◆ Extracted entries
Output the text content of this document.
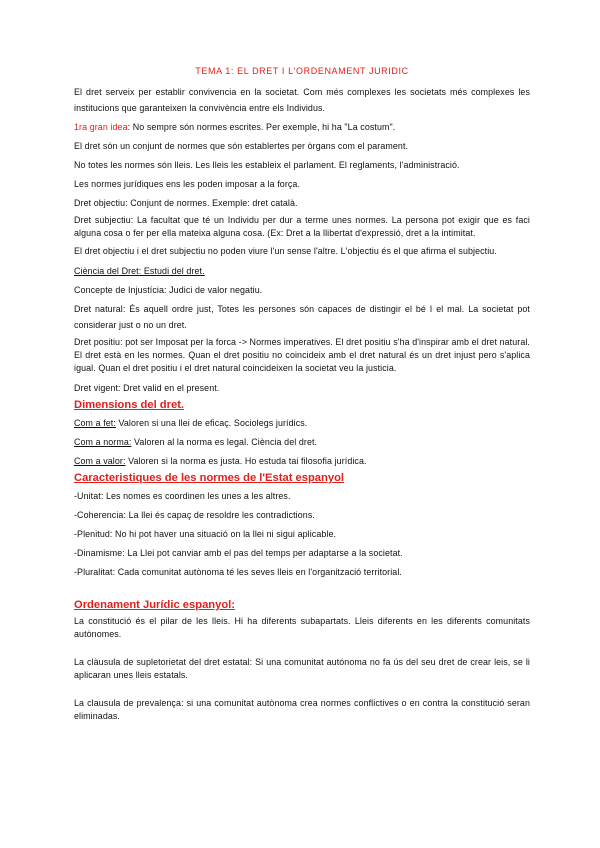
TEMA 1: EL DRET I L'ORDENAMENT JURIDIC

El dret serveix per establir convivencia en la societat. Com més complexes les societats més complexes les institucions que garanteixen la convivència entre els Individus.

1ra gran idea: No sempre són normes escrites. Per exemple, hi ha "La costum".

El dret són un conjunt de normes que són establertes per òrgans com el parament.

No totes les normes són lleis. Les lleis les estableix el parlament. El reglaments, l'administració.

Les normes jurídiques ens les poden imposar a la força.

Dret objectiu: Conjunt de normes. Exemple: dret català.

Dret subjectiu: La facultat que té un Individu per dur a terme unes normes. La persona pot exigir que es faci alguna cosa o fer per ella mateixa alguna cosa. (Ex: Dret a la llibertat d'expressió, dret a la intimitat.

El dret objectiu i el dret subjectiu no poden viure l'un sense l'altre. L'objectiu és el que afirma el subjectiu.

Ciència del Dret: Estudi del dret.

Concepte de Injustícia: Judici de valor negatiu.

Dret natural: És aquell ordre just, Totes les persones són capaces de distingir el bé I el mal. La societat pot considerar just o no un dret.

Dret positiu: pot ser Imposat per la forca -> Normes imperatives. El dret positiu s'ha d'inspirar amb el dret natural. El dret està en les normes. Quan el dret positiu no coincideix amb el dret natural és un dret injust pero s'aplica igual. Quan el dret positiu i el dret natural coincideixen la societat veu la justicia.

Dret vigent: Dret valid en el present.

Dimensions del dret.

Com a fet: Valoren si una llei de eficaç. Sociolegs jurídics.

Com a norma: Valoren al la norma es legal. Ciència del dret.

Com a valor: Valoren si la norma es justa. Ho estuda tai filosofia jurídica.

Caracteristiques de les normes de l'Estat espanyol

-Unitat: Les nomes es coordinen les unes a les altres.

-Coherencia: La llei és capaç de resoldre les contradictions.

-Plenitud: No hi pot haver una situació on la llei ni sigui aplicable.

-Dinamisme: La Llei pot canviar amb el pas del temps per adaptarse a la societat.

-Pluralitat: Cada comunitat autònoma té les seves lleis en l'organització territorial.

Ordenament Jurídic espanyol:

La constitució és el pilar de les lleis. Hi ha diferents subapartats. Lleis diferents en les diferents comunitats autònomes.

La clàusula de supletorietat del dret estatal: Si una comunitat autónoma no fa ús del seu dret de crear leis, se li aplicaran unes lleis estatals.

La clausula de prevalença: si una comunitat autònoma crea normes conflictives o en contra la constitució seran eliminadas.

◆ Exercise
Locate the lines above that hold the word "Ciència". Show every one of them.

◆ Task answer
Ciència del Dret: Estudi del dret.
Com a norma: Valoren al la norma es legal. Ciència del dret.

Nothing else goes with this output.